= WORK TO DO =
Work through the listing below and count the lines that hold "أنيمية". Answer with the number alone.
** Start DATASET CONTENT **
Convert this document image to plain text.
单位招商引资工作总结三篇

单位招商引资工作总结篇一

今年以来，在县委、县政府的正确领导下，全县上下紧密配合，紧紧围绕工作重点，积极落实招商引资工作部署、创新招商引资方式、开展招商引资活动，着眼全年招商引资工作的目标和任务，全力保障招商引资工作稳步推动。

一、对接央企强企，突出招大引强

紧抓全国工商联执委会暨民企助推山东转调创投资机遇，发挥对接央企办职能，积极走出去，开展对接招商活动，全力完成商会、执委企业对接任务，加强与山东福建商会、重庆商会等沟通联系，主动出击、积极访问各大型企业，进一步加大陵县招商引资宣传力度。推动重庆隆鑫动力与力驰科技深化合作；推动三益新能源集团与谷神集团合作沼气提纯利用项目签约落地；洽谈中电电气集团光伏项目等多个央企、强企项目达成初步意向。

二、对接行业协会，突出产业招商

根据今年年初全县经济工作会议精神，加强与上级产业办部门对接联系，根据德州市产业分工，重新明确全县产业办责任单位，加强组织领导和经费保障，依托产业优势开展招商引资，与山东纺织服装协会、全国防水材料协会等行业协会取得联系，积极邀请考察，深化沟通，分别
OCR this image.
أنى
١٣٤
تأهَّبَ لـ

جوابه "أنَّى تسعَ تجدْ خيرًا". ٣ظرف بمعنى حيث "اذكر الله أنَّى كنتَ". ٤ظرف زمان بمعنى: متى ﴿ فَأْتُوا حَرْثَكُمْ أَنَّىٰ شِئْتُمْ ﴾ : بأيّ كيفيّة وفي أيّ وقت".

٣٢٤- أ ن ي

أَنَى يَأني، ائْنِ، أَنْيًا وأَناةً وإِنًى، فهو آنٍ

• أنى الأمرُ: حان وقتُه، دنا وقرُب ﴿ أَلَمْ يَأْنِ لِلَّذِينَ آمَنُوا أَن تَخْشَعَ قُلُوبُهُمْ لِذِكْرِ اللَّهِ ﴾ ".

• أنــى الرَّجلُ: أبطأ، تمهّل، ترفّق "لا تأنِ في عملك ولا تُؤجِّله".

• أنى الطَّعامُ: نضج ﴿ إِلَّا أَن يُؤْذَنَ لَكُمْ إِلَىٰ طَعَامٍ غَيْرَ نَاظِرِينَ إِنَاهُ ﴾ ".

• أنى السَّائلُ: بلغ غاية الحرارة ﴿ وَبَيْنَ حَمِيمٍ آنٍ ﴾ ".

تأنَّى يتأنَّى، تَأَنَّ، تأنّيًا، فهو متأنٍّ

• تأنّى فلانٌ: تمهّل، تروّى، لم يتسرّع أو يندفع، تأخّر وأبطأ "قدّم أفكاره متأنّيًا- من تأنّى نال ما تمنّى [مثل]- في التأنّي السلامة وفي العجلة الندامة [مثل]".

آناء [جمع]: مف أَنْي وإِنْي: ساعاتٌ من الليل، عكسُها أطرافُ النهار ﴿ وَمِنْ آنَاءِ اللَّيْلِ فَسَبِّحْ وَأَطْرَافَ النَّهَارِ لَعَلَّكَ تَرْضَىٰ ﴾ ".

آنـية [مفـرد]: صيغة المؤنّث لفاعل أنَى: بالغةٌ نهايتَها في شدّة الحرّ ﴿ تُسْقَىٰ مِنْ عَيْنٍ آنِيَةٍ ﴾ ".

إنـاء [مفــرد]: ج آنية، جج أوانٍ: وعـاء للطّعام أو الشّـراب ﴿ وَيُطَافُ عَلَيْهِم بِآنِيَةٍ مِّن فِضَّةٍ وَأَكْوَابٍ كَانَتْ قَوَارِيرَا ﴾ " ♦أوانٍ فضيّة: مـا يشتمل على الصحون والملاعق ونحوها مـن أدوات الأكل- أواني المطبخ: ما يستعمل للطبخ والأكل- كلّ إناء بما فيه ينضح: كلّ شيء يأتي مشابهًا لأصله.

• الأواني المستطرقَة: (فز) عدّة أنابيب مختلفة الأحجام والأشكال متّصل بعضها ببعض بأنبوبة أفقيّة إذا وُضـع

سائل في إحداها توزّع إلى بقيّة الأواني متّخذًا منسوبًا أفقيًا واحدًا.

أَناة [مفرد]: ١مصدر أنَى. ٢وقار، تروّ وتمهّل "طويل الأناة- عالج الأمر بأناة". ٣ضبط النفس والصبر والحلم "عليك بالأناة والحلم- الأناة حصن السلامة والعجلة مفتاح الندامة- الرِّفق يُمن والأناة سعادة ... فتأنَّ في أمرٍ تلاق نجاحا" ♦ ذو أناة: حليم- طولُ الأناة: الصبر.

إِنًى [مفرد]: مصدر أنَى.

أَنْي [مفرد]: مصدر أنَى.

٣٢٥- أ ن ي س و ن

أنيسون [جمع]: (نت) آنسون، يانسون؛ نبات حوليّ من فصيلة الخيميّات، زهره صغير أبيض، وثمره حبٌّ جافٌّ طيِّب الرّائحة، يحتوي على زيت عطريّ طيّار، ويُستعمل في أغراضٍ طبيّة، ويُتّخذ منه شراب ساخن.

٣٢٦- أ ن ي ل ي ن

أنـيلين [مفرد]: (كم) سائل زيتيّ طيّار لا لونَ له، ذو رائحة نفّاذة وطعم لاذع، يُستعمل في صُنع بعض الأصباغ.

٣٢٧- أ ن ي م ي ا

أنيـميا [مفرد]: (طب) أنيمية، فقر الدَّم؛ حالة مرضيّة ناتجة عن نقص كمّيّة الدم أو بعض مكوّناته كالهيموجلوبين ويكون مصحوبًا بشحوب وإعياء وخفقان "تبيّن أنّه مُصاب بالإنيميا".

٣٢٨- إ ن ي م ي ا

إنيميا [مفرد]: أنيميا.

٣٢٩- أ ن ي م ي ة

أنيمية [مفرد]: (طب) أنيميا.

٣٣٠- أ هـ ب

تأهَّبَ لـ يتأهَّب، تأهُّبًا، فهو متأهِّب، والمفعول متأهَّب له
** End DATASET CONTENT **
= COMPLETED EXERCISE =
2